··· LISTING

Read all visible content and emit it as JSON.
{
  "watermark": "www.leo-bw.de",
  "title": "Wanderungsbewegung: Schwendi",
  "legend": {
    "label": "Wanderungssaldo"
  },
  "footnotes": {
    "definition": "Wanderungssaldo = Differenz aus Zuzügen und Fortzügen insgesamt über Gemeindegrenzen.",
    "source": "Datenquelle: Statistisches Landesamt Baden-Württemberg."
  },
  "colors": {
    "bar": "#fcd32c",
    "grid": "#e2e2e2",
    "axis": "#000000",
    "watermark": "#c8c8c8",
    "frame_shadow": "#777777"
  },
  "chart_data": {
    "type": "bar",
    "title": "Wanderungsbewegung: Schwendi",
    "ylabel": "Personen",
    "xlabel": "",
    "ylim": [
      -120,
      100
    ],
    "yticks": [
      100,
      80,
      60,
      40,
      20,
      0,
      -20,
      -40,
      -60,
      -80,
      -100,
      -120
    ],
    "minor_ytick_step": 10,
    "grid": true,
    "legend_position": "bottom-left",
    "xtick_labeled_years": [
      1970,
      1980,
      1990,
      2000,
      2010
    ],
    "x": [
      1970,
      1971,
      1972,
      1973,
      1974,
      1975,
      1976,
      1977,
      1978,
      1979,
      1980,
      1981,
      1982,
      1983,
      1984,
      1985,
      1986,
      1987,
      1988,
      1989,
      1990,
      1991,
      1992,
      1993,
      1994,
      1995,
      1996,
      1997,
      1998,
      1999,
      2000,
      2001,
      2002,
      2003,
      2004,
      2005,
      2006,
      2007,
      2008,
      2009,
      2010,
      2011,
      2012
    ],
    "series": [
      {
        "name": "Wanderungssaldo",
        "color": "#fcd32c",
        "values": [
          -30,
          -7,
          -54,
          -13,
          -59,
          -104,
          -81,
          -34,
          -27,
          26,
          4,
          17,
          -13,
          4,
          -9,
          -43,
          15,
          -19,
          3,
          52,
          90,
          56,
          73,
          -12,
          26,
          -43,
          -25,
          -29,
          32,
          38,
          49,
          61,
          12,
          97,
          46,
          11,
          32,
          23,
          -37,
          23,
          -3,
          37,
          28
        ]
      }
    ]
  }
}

······

#### GIVEN REQUEST
Give an exact repetition of all the material.

#### FINAL RESULT
Read all visible content and emit it as JSON.
{
  "watermark": "www.leo-bw.de",
  "title": "Wanderungsbewegung: Schwendi",
  "legend": {
    "label": "Wanderungssaldo"
  },
  "footnotes": {
    "definition": "Wanderungssaldo = Differenz aus Zuzügen und Fortzügen insgesamt über Gemeindegrenzen.",
    "source": "Datenquelle: Statistisches Landesamt Baden-Württemberg."
  },
  "colors": {
    "bar": "#fcd32c",
    "grid": "#e2e2e2",
    "axis": "#000000",
    "watermark": "#c8c8c8",
    "frame_shadow": "#777777"
  },
  "chart_data": {
    "type": "bar",
    "title": "Wanderungsbewegung: Schwendi",
    "ylabel": "Personen",
    "xlabel": "",
    "ylim": [
      -120,
      100
    ],
    "yticks": [
      100,
      80,
      60,
      40,
      20,
      0,
      -20,
      -40,
      -60,
      -80,
      -100,
      -120
    ],
    "minor_ytick_step": 10,
    "grid": true,
    "legend_position": "bottom-left",
    "xtick_labeled_years": [
      1970,
      1980,
      1990,
      2000,
      2010
    ],
    "x": [
      1970,
      1971,
      1972,
      1973,
      1974,
      1975,
      1976,
      1977,
      1978,
      1979,
      1980,
      1981,
      1982,
      1983,
      1984,
      1985,
      1986,
      1987,
      1988,
      1989,
      1990,
      1991,
      1992,
      1993,
      1994,
      1995,
      1996,
      1997,
      1998,
      1999,
      2000,
      2001,
      2002,
      2003,
      2004,
      2005,
      2006,
      2007,
      2008,
      2009,
      2010,
      2011,
      2012
    ],
    "series": [
      {
        "name": "Wanderungssaldo",
        "color": "#fcd32c",
        "values": [
          -30,
          -7,
          -54,
          -13,
          -59,
          -104,
          -81,
          -34,
          -27,
          26,
          4,
          17,
          -13,
          4,
          -9,
          -43,
          15,
          -19,
          3,
          52,
          90,
          56,
          73,
          -12,
          26,
          -43,
          -25,
          -29,
          32,
          38,
          49,
          61,
          12,
          97,
          46,
          11,
          32,
          23,
          -37,
          23,
          -3,
          37,
          28
        ]
      }
    ]
  }
}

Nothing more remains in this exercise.